-- The exercise --
Wherever the string "thoại" appears, copy the whole line.
Exercise inputs start
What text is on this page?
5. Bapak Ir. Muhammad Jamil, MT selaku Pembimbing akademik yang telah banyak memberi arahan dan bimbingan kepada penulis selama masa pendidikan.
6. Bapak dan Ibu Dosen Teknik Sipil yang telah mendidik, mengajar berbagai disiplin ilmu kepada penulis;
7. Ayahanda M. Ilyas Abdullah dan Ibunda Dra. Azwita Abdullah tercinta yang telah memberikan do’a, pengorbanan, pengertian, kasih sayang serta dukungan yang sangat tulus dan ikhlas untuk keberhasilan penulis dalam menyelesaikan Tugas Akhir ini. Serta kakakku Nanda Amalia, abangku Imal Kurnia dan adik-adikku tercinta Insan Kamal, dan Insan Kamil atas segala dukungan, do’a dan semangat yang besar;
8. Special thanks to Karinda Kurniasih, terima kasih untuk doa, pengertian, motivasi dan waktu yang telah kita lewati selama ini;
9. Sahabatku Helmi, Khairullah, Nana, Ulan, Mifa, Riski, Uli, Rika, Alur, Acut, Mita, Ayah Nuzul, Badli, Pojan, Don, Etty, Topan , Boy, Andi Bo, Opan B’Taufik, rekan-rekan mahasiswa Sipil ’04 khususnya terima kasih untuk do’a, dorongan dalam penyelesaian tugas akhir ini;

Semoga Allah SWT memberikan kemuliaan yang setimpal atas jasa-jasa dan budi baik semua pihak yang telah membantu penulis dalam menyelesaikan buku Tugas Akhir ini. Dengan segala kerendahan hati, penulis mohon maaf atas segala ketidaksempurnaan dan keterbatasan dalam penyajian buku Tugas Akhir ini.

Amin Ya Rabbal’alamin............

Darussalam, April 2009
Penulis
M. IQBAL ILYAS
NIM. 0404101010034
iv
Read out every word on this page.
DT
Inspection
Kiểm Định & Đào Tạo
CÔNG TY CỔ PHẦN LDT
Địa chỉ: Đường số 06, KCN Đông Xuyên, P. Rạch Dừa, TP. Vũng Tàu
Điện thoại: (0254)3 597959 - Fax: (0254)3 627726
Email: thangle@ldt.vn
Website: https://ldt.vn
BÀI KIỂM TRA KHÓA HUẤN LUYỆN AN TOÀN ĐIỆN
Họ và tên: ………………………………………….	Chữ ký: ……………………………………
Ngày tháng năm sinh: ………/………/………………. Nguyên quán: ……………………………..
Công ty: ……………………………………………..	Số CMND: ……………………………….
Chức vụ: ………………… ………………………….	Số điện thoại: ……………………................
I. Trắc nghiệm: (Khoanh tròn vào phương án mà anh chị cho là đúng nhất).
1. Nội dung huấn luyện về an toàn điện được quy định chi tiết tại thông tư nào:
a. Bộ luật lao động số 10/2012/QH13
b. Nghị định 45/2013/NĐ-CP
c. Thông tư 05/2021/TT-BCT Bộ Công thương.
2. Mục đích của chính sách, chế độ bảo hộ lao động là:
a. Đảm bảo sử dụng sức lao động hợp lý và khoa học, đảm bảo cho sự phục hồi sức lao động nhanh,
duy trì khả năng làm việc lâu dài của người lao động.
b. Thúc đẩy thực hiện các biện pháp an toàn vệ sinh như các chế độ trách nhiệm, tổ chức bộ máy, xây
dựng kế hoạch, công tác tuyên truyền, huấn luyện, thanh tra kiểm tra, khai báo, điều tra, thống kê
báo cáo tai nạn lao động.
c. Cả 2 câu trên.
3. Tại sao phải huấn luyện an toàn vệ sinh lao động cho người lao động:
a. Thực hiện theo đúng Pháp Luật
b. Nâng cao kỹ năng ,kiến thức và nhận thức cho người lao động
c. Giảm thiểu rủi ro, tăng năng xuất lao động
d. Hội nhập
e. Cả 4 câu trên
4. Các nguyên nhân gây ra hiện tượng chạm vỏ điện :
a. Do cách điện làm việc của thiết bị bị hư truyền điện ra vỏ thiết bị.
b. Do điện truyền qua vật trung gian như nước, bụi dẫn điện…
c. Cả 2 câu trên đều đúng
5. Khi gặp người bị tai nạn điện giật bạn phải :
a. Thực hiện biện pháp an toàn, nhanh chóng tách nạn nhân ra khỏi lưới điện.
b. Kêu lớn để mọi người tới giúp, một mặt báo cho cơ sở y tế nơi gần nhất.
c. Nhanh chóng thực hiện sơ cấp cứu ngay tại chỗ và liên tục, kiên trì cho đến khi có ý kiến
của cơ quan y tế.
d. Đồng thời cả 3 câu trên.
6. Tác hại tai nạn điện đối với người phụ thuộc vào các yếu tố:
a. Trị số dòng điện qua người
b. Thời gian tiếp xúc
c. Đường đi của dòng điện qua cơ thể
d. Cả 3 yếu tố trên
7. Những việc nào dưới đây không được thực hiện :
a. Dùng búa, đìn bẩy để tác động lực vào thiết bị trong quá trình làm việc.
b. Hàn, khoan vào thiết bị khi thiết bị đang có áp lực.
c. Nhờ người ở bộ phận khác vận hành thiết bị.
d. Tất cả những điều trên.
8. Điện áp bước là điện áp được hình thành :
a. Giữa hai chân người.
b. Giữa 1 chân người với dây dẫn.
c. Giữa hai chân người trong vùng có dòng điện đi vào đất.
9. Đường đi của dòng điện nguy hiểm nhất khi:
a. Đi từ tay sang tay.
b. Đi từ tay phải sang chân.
Exercise inputs end
-- The solution --
Điện thoại: (0254)3 597959 - Fax: (0254)3 627726
Chức vụ: ………………… ………………………….	Số điện thoại: ……………………................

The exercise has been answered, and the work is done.